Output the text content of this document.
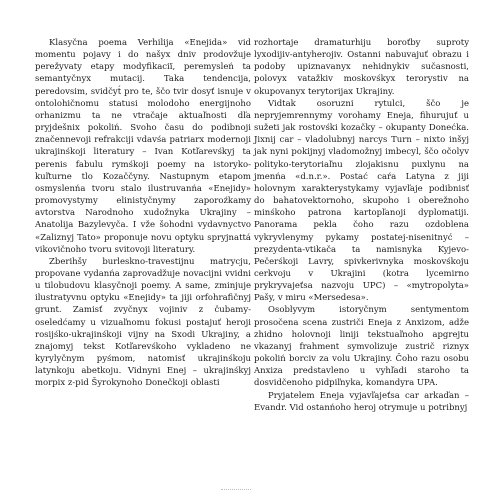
Klasyčna poema Verhilija «Enejida» vid momentu pojavy i do našyx dniv prodovžuje perežyvaty etapy modyfikaciї, peremysleń ta semantyčnyx mutacij. Taka tendencija, peredovsim, svidčyt́ pro te, ščo tvir dosyť isnuje v ontolohičnomu statusi molodoho energijnoho orhanizmu ta ne vtračaje aktuaľnosti dľa pryjdešnix pokoliń. Svoho času do podibnoji značennevoji refrakciji vdavśa patriarx modernoji ukrajinśkoji literatury – Ivan Kotľarevśkyj ta perenis fabulu rymśkoji poemy na istoryko-kuľturne tlo Kozaččyny. Nastupnym etapom osmyslenńa tvoru stalo ilustruvanńa «Enejidy» promovystymy elinistyčnymy zaporoźkamy avtorstva Narodnoho xudožnyka Ukrajiny – Anatolija Bazylevyča. I vže šohodni vydavnyctvo «Zaliznyj Tato» proponuje novu optyku spryjnattá vikovičnoho tvoru svitovoji literatury.

Zberihšy burlesknо-travestijnu matrycju, propovane vydanńa zaprovadžuje novacijni vvidni u tilobudovu klasyčnoji poemy. A same, zminjuje ilustratyvnu optyku «Enejidy» ta jiji orfohrafičnyj grunt. Zamisť zvyčnyx vojiniv z čubamy-oseledćamy u vizuaľnomu fokusi postajuť heroji rosijśko-ukrajinśkoji vijny na Sxodi Ukrajiny, a znajomyj tekst Kotľarevśkoho vykladeno ne kyrylyčnym pyśmom, natomisť ukrajinśkoju latynkoju abetkoju. Vidnyni Enej – ukrajinśkyj morpix z-pid Šyrokynoho Donečkoji oblasti

rozhortaje dramaturhiju boroťby suproty lyxodijiv-antyherojiv. Ostanni nabuvajuť obrazu i podoby upiznavanyx nehidnykiv sučasnosti, polovyx vatažkiv moskovśkyx terorystiv na okupovanyx terytorijax Ukrajiny.

Vidtak osoruzni rytulci, ščo je nepryjemrennymy vorohamy Eneja, fihurujuť u sužeti jak rostovśki kozačky – okupanty Donećka. Jixnij car – vladolubnyj narcys Turn – nixto inšyj jak nyni pokijnyj vladomožnyj imbecyl, ščo očolyv polityko-terytoriaľnu zlojakisnu puxlynu na jmenńa «d.n.r.». Postać caŕa Latyna z jiji holovnym xarakterystykamy vyjavľaje podibnisť do bahatovektornoho, skupoho i oberežnoho minśkoho patrona kartopľanoji dyplomatiji. Panorama pekla čoho razu ozdoblena vykryvlenymy pykamy postatej-nisenitnyć – prezydenta-vtikača ta namisnyka Kyjevo-Pečerśkoji Lavry, spivkerivnyka moskovśkoju cerkvoju v Ukrajini (kotra lycemirno prykryvajeťsa nazvoju UPC) – «mytropolyta» Pašy, v miru «Mersedesa».

Osoblyvym istoryčnym sentymentom prosočena scena zustriči Eneja z Anxizom, adže zhidno holovnoji liniji tekstuaľnoho apgrejtu vkazanyj frahment symvolizuje zustrič riznyx pokoliń borciv za volu Ukrajiny. Čoho razu osobu Anxiza predstavleno u vyhľadi staroho ta dosvidčenoho pidpiľnyka, komandyra UPA.

Pryjatelem Eneja vyjavľajeťsa car arkaďan – Evandr. Vid ostanńoho heroj otrymuje u potribnyj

§ Directions for this task: Repeat the listing in full and exactly. Do not include any images.

§ Full response:
Output the text content of this document.
Klasyčna poema Verhilija «Enejida» vid momentu pojavy i do našyx dniv prodovžuje perežyvaty etapy modyfikaciї, peremysleń ta semantyčnyx mutacij. Taka tendencija, peredovsim, svidčyt́ pro te, ščo tvir dosyť isnuje v ontolohičnomu statusi molodoho energijnoho orhanizmu ta ne vtračaje aktuaľnosti dľa pryjdešnix pokoliń. Svoho času do podibnoji značennevoji refrakciji vdavśa patriarx modernoji ukrajinśkoji literatury – Ivan Kotľarevśkyj ta perenis fabulu rymśkoji poemy na istoryko-kuľturne tlo Kozaččyny. Nastupnym etapom osmyslenńa tvoru stalo ilustruvanńa «Enejidy» promovystymy elinistyčnymy zaporoźkamy avtorstva Narodnoho xudožnyka Ukrajiny – Anatolija Bazylevyča. I vže šohodni vydavnyctvo «Zaliznyj Tato» proponuje novu optyku spryjnattá vikovičnoho tvoru svitovoji literatury.

Zberihšy burlesknо-travestijnu matrycju, propovane vydanńa zaprovadžuje novacijni vvidni u tilobudovu klasyčnoji poemy. A same, zminjuje ilustratyvnu optyku «Enejidy» ta jiji orfohrafičnyj grunt. Zamisť zvyčnyx vojiniv z čubamy-oseledćamy u vizuaľnomu fokusi postajuť heroji rosijśko-ukrajinśkoji vijny na Sxodi Ukrajiny, a znajomyj tekst Kotľarevśkoho vykladeno ne kyrylyčnym pyśmom, natomisť ukrajinśkoju latynkoju abetkoju. Vidnyni Enej – ukrajinśkyj morpix z-pid Šyrokynoho Donečkoji oblasti

rozhortaje dramaturhiju boroťby suproty lyxodijiv-antyherojiv. Ostanni nabuvajuť obrazu i podoby upiznavanyx nehidnykiv sučasnosti, polovyx vatažkiv moskovśkyx terorystiv na okupovanyx terytorijax Ukrajiny.

Vidtak osoruzni rytulci, ščo je nepryjemrennymy vorohamy Eneja, fihurujuť u sužeti jak rostovśki kozačky – okupanty Donećka. Jixnij car – vladolubnyj narcys Turn – nixto inšyj jak nyni pokijnyj vladomožnyj imbecyl, ščo očolyv polityko-terytoriaľnu zlojakisnu puxlynu na jmenńa «d.n.r.». Postać caŕa Latyna z jiji holovnym xarakterystykamy vyjavľaje podibnisť do bahatovektornoho, skupoho i oberežnoho minśkoho patrona kartopľanoji dyplomatiji. Panorama pekla čoho razu ozdoblena vykryvlenymy pykamy postatej-nisenitnyć – prezydenta-vtikača ta namisnyka Kyjevo-Pečerśkoji Lavry, spivkerivnyka moskovśkoju cerkvoju v Ukrajini (kotra lycemirno prykryvajeťsa nazvoju UPC) – «mytropolyta» Pašy, v miru «Mersedesa».

Osoblyvym istoryčnym sentymentom prosočena scena zustriči Eneja z Anxizom, adže zhidno holovnoji liniji tekstuaľnoho apgrejtu vkazanyj frahment symvolizuje zustrič riznyx pokoliń borciv za volu Ukrajiny. Čoho razu osobu Anxiza predstavleno u vyhľadi staroho ta dosvidčenoho pidpiľnyka, komandyra UPA.

Pryjatelem Eneja vyjavľajeťsa car arkaďan – Evandr. Vid ostanńoho heroj otrymuje u potribnyj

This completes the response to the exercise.